- _THE RECORDS_:
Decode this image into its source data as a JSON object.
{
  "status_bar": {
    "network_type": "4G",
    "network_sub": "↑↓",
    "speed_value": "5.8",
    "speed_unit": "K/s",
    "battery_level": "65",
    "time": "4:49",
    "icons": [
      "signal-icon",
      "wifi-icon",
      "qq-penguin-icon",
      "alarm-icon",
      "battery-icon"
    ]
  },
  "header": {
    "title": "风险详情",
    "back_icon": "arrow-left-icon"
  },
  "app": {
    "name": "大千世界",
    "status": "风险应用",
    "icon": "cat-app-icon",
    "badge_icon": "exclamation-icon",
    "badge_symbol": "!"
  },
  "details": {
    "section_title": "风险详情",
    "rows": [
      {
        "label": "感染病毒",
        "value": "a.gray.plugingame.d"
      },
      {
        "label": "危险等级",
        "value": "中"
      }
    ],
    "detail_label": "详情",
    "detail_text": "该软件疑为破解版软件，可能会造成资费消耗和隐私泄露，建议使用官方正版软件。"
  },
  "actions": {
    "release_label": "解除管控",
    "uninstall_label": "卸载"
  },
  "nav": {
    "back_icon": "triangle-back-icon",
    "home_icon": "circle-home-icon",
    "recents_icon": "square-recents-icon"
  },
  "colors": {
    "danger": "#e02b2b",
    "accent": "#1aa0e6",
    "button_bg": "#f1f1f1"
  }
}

- _WORK INSTRUCTIONS_: Could you transcribe the records in full, exactly?

- _TASK ANSWER_:
Decode this image into its source data as a JSON object.
{
  "status_bar": {
    "network_type": "4G",
    "network_sub": "↑↓",
    "speed_value": "5.8",
    "speed_unit": "K/s",
    "battery_level": "65",
    "time": "4:49",
    "icons": [
      "signal-icon",
      "wifi-icon",
      "qq-penguin-icon",
      "alarm-icon",
      "battery-icon"
    ]
  },
  "header": {
    "title": "风险详情",
    "back_icon": "arrow-left-icon"
  },
  "app": {
    "name": "大千世界",
    "status": "风险应用",
    "icon": "cat-app-icon",
    "badge_icon": "exclamation-icon",
    "badge_symbol": "!"
  },
  "details": {
    "section_title": "风险详情",
    "rows": [
      {
        "label": "感染病毒",
        "value": "a.gray.plugingame.d"
      },
      {
        "label": "危险等级",
        "value": "中"
      }
    ],
    "detail_label": "详情",
    "detail_text": "该软件疑为破解版软件，可能会造成资费消耗和隐私泄露，建议使用官方正版软件。"
  },
  "actions": {
    "release_label": "解除管控",
    "uninstall_label": "卸载"
  },
  "nav": {
    "back_icon": "triangle-back-icon",
    "home_icon": "circle-home-icon",
    "recents_icon": "square-recents-icon"
  },
  "colors": {
    "danger": "#e02b2b",
    "accent": "#1aa0e6",
    "button_bg": "#f1f1f1"
  }
}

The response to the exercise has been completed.